* WHAT IS EXPECTED
Update the rows by replacing every "interactable" with "clickable" and changing nothing else. Omit the pictures from your answer.

* Element boundary rows
#####
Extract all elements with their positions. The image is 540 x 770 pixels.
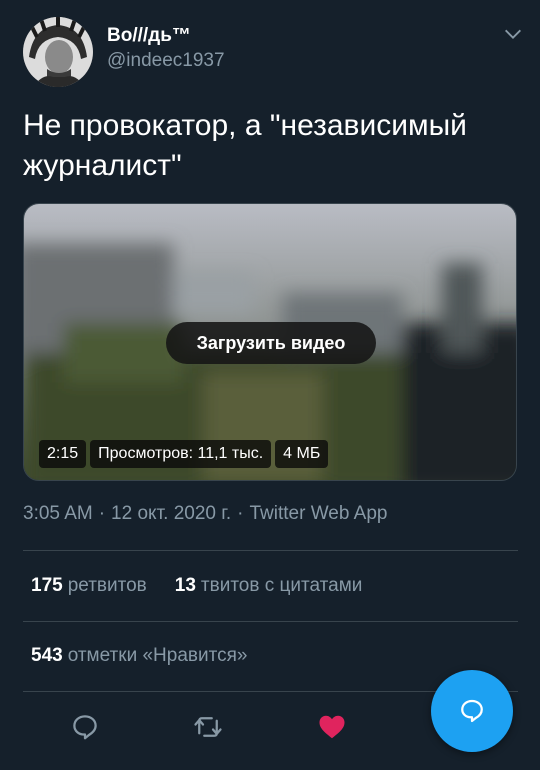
- divider: [23, 550, 518, 551]
- compose-icon: [461, 699, 483, 723]
- engagement-stats: 175 ретвитов 13 твитов с цитатами: [31, 575, 362, 597]
- tweet-date[interactable]: 12 окт. 2020 г.: [111, 503, 231, 525]
- avatar[interactable]: [23, 17, 93, 87]
- likes-stats: 543 отметки «Нравится»: [31, 645, 247, 667]
- tweet-source[interactable]: Twitter Web App: [249, 503, 387, 525]
- load-video-button[interactable]: Загрузить видео: [166, 322, 376, 364]
- video-preview[interactable]: Загрузить видео 2:15 Просмотров: 11,1 ты…: [23, 203, 517, 481]
- quotes-label: твитов с цитатами: [200, 575, 363, 596]
- likes-stat[interactable]: 543 отметки «Нравится»: [31, 645, 247, 667]
- likes-label: отметки «Нравится»: [67, 645, 248, 666]
- retweets-count: 175: [31, 575, 63, 596]
- video-views: Просмотров: 11,1 тыс.: [90, 440, 272, 468]
- retweets-stat[interactable]: 175 ретвитов: [31, 575, 147, 597]
- video-size: 4 МБ: [275, 440, 329, 468]
- user-info[interactable]: Во///дь™ @indeec1937: [107, 25, 225, 73]
- tweet-meta: 3:05 AM · 12 окт. 2020 г. · Twitter Web …: [23, 503, 387, 525]
- heart-icon[interactable]: [317, 712, 347, 742]
- compose-button[interactable]: [431, 670, 513, 752]
- video-stats: 2:15 Просмотров: 11,1 тыс. 4 МБ: [39, 440, 329, 468]
- reply-icon[interactable]: [70, 712, 100, 742]
- retweet-icon[interactable]: [193, 712, 223, 742]
- retweets-label: ретвитов: [67, 575, 147, 596]
- tweet-time[interactable]: 3:05 AM: [23, 503, 93, 525]
- tweet-header: Во///дь™ @indeec1937: [23, 17, 524, 87]
- meta-separator: ·: [98, 503, 106, 524]
- meta-separator: ·: [237, 503, 244, 524]
- video-duration: 2:15: [39, 440, 87, 468]
- tweet-text: Не провокатор, а "независимый журналист": [23, 109, 467, 182]
- divider: [23, 621, 518, 622]
- avatar-portrait: [23, 17, 93, 87]
- user-handle[interactable]: @indeec1937: [107, 49, 225, 73]
- display-name[interactable]: Во///дь™: [107, 25, 225, 47]
- quotes-stat[interactable]: 13 твитов с цитатами: [175, 575, 363, 597]
- chevron-down-icon[interactable]: [502, 23, 524, 45]
- likes-count: 543: [31, 645, 63, 666]
- quotes-count: 13: [174, 575, 196, 596]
#####
* FINISHED EXERCISE
Extract all elements with their positions. The image is 540 x 770 pixels.
- divider: [23, 550, 518, 551]
- compose-icon: [461, 699, 483, 723]
- engagement-stats: 175 ретвитов 13 твитов с цитатами: [31, 575, 362, 597]
- tweet-date[clickable]: 12 окт. 2020 г.: [111, 503, 231, 525]
- avatar[clickable]: [23, 17, 93, 87]
- likes-stats: 543 отметки «Нравится»: [31, 645, 247, 667]
- tweet-source[clickable]: Twitter Web App: [249, 503, 387, 525]
- load-video-button[clickable]: Загрузить видео: [166, 322, 376, 364]
- video-preview[clickable]: Загрузить видео 2:15 Просмотров: 11,1 ты…: [23, 203, 517, 481]
- quotes-label: твитов с цитатами: [200, 575, 363, 596]
- likes-stat[clickable]: 543 отметки «Нравится»: [31, 645, 247, 667]
- likes-label: отметки «Нравится»: [67, 645, 248, 666]
- retweets-count: 175: [31, 575, 63, 596]
- video-views: Просмотров: 11,1 тыс.: [90, 440, 272, 468]
- retweets-stat[clickable]: 175 ретвитов: [31, 575, 147, 597]
- video-size: 4 МБ: [275, 440, 329, 468]
- user-info[clickable]: Во///дь™ @indeec1937: [107, 25, 225, 73]
- tweet-meta: 3:05 AM · 12 окт. 2020 г. · Twitter Web …: [23, 503, 387, 525]
- heart-icon[clickable]: [317, 712, 347, 742]
- compose-button[clickable]: [431, 670, 513, 752]
- video-stats: 2:15 Просмотров: 11,1 тыс. 4 МБ: [39, 440, 329, 468]
- reply-icon[clickable]: [70, 712, 100, 742]
- retweet-icon[clickable]: [193, 712, 223, 742]
- retweets-label: ретвитов: [67, 575, 147, 596]
- tweet-time[clickable]: 3:05 AM: [23, 503, 93, 525]
- tweet-header: Во///дь™ @indeec1937: [23, 17, 524, 87]
- meta-separator: ·: [98, 503, 106, 524]
- meta-separator: ·: [237, 503, 244, 524]
- video-duration: 2:15: [39, 440, 87, 468]
- tweet-text: Не провокатор, а "независимый журналист": [23, 109, 467, 182]
- divider: [23, 621, 518, 622]
- avatar-portrait: [23, 17, 93, 87]
- user-handle[clickable]: @indeec1937: [107, 49, 225, 73]
- display-name[clickable]: Во///дь™: [107, 25, 225, 47]
- quotes-stat[clickable]: 13 твитов с цитатами: [175, 575, 363, 597]
- chevron-down-icon[clickable]: [502, 23, 524, 45]
- likes-count: 543: [31, 645, 63, 666]
- quotes-count: 13: [174, 575, 196, 596]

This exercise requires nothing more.